● GIVEN REQUEST
Write out the full listing exactly as given, minus the images.
##### ROWS
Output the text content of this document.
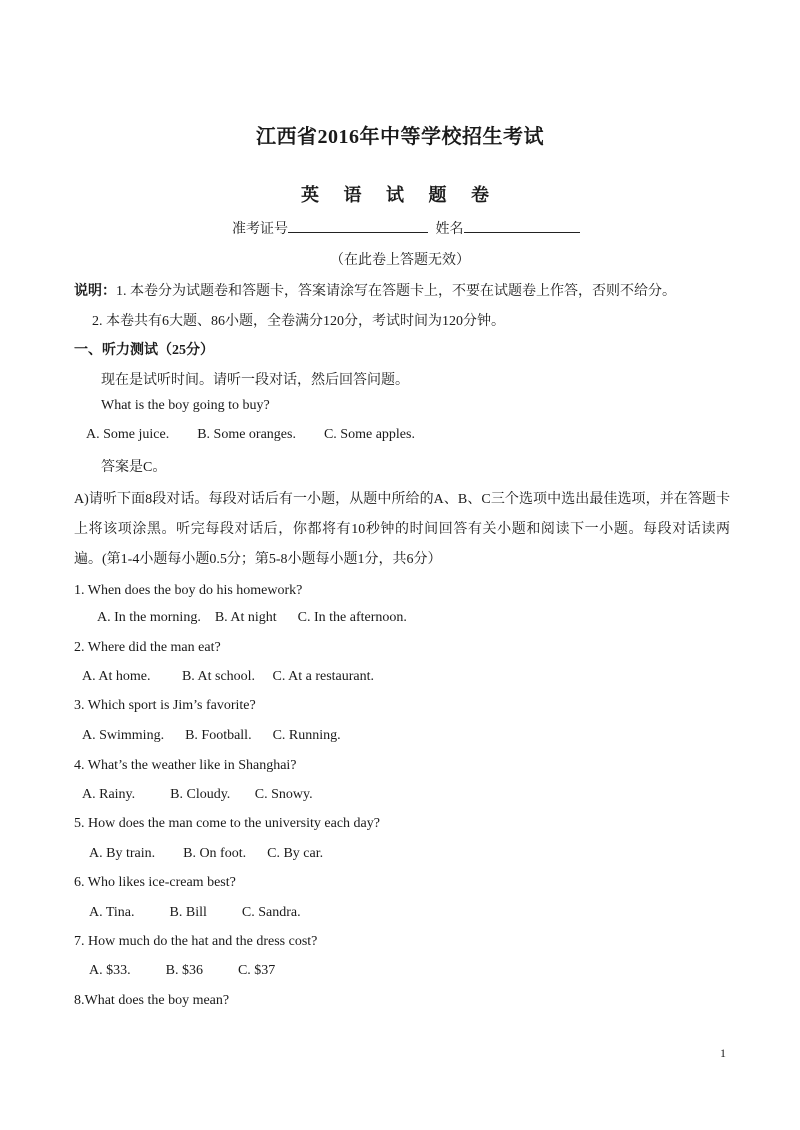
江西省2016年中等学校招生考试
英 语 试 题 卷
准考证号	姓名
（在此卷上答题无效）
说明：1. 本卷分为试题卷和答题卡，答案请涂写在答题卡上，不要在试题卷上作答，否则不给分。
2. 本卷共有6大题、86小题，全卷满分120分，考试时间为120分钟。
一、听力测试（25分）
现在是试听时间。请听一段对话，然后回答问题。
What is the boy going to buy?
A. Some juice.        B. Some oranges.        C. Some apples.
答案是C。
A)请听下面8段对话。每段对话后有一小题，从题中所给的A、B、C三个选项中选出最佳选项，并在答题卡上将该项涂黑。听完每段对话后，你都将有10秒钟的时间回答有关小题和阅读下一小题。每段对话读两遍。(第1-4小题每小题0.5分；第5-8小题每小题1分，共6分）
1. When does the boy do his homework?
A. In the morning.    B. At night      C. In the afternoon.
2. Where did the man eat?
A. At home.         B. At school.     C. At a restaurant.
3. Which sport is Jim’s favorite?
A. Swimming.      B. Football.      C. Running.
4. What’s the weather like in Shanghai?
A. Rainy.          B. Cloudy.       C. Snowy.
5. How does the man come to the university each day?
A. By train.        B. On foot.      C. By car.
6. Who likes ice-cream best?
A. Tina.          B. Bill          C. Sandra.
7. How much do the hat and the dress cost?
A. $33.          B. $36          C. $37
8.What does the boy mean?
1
##########
● WRITTEN REPLY
Output the text content of this document.
江西省2016年中等学校招生考试
英 语 试 题 卷
准考证号	姓名
（在此卷上答题无效）
说明：1. 本卷分为试题卷和答题卡，答案请涂写在答题卡上，不要在试题卷上作答，否则不给分。
2. 本卷共有6大题、86小题，全卷满分120分，考试时间为120分钟。
一、听力测试（25分）
现在是试听时间。请听一段对话，然后回答问题。
What is the boy going to buy?
A. Some juice.        B. Some oranges.        C. Some apples.
答案是C。
A)请听下面8段对话。每段对话后有一小题，从题中所给的A、B、C三个选项中选出最佳选项，并在答题卡上将该项涂黑。听完每段对话后，你都将有10秒钟的时间回答有关小题和阅读下一小题。每段对话读两遍。(第1-4小题每小题0.5分；第5-8小题每小题1分，共6分）
1. When does the boy do his homework?
A. In the morning.    B. At night      C. In the afternoon.
2. Where did the man eat?
A. At home.         B. At school.     C. At a restaurant.
3. Which sport is Jim’s favorite?
A. Swimming.      B. Football.      C. Running.
4. What’s the weather like in Shanghai?
A. Rainy.          B. Cloudy.       C. Snowy.
5. How does the man come to the university each day?
A. By train.        B. On foot.      C. By car.
6. Who likes ice-cream best?
A. Tina.          B. Bill          C. Sandra.
7. How much do the hat and the dress cost?
A. $33.          B. $36          C. $37
8.What does the boy mean?
1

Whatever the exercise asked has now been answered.